* **Written instruction**
Scan the data for "GONZALES" and copy the lines it appears in.

Dataset entries
■ ■ ■
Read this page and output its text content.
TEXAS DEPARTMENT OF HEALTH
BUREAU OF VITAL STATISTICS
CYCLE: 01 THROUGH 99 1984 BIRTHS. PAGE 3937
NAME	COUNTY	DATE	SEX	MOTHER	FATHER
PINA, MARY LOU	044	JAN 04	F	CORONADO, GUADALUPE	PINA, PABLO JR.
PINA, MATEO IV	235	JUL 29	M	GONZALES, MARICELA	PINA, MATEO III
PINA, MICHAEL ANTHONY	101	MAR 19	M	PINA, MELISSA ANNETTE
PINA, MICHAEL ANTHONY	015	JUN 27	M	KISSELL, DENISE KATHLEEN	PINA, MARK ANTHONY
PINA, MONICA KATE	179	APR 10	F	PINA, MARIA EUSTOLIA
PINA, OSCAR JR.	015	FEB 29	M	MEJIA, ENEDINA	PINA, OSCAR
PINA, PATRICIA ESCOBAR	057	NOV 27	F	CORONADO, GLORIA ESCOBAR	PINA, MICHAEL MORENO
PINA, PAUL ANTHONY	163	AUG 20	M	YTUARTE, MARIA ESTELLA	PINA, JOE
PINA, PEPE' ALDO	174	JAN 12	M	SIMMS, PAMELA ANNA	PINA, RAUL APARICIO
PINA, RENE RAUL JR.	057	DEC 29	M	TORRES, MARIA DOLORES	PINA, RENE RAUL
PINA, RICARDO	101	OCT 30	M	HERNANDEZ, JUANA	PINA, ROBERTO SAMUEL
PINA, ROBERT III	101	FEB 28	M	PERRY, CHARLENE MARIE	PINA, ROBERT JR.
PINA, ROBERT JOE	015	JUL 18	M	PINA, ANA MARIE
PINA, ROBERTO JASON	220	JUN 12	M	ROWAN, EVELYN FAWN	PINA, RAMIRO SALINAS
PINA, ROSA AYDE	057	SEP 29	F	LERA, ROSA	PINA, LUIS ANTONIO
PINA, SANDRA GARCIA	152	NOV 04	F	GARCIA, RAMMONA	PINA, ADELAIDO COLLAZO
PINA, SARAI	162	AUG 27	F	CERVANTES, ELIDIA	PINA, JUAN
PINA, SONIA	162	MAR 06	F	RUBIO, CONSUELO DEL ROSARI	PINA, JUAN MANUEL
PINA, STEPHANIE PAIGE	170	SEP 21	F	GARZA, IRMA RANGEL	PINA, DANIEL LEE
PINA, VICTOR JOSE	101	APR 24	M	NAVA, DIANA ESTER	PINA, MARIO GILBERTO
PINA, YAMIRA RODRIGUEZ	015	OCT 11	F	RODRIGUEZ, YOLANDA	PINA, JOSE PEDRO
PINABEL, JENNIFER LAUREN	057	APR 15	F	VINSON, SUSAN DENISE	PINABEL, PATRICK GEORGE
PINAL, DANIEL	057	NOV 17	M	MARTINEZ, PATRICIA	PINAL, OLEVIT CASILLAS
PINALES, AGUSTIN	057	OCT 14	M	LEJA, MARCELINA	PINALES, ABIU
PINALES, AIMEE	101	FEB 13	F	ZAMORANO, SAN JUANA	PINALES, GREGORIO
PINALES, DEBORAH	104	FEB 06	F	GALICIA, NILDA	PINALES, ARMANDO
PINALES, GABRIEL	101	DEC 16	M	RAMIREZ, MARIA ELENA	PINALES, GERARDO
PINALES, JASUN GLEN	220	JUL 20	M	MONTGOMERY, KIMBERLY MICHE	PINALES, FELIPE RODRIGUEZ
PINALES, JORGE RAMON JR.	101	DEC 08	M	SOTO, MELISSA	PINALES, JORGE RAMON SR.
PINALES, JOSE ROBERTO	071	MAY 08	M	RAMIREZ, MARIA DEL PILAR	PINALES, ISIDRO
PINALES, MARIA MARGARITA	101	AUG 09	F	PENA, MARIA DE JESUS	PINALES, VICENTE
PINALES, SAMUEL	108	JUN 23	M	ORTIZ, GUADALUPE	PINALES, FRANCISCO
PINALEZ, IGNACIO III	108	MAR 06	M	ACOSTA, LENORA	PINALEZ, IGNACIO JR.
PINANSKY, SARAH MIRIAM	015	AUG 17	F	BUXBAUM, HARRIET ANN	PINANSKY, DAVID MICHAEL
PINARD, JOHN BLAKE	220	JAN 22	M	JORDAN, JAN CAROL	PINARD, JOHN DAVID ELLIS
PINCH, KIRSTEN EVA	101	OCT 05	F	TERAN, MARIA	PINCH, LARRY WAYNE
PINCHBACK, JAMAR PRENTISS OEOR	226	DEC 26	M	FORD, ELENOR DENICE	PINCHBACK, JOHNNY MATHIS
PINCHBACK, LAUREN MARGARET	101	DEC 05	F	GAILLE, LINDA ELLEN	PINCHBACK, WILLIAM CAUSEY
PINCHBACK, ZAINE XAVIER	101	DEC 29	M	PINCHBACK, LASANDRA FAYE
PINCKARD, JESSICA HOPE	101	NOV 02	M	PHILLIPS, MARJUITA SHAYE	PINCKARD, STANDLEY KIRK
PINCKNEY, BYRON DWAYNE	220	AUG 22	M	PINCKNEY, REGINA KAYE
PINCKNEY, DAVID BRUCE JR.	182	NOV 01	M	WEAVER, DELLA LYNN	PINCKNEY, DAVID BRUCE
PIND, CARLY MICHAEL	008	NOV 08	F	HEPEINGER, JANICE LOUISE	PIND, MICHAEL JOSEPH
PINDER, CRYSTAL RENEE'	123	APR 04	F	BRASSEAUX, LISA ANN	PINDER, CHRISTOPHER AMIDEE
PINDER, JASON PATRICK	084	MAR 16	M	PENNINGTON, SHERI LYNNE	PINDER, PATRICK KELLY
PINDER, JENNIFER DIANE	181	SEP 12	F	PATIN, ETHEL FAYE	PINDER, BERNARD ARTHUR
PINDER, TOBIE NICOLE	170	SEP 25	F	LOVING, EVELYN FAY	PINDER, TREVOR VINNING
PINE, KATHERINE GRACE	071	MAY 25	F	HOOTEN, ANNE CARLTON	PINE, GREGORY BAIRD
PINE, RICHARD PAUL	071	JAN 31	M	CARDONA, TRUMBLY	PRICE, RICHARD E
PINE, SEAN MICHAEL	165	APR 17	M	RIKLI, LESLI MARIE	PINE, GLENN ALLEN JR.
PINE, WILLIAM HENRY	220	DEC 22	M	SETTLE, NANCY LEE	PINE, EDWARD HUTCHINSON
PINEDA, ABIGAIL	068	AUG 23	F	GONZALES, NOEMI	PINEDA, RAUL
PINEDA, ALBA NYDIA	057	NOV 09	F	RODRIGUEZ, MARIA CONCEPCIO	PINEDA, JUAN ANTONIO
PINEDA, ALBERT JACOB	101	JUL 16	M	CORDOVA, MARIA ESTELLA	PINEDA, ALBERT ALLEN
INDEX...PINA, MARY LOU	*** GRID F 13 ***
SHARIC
■ ■ ■
* **Response for this exercise**
PINA, MATEO IV	235	JUL 29	M	GONZALES, MARICELA	PINA, MATEO III
PINEDA, ABIGAIL	068	AUG 23	F	GONZALES, NOEMI	PINEDA, RAUL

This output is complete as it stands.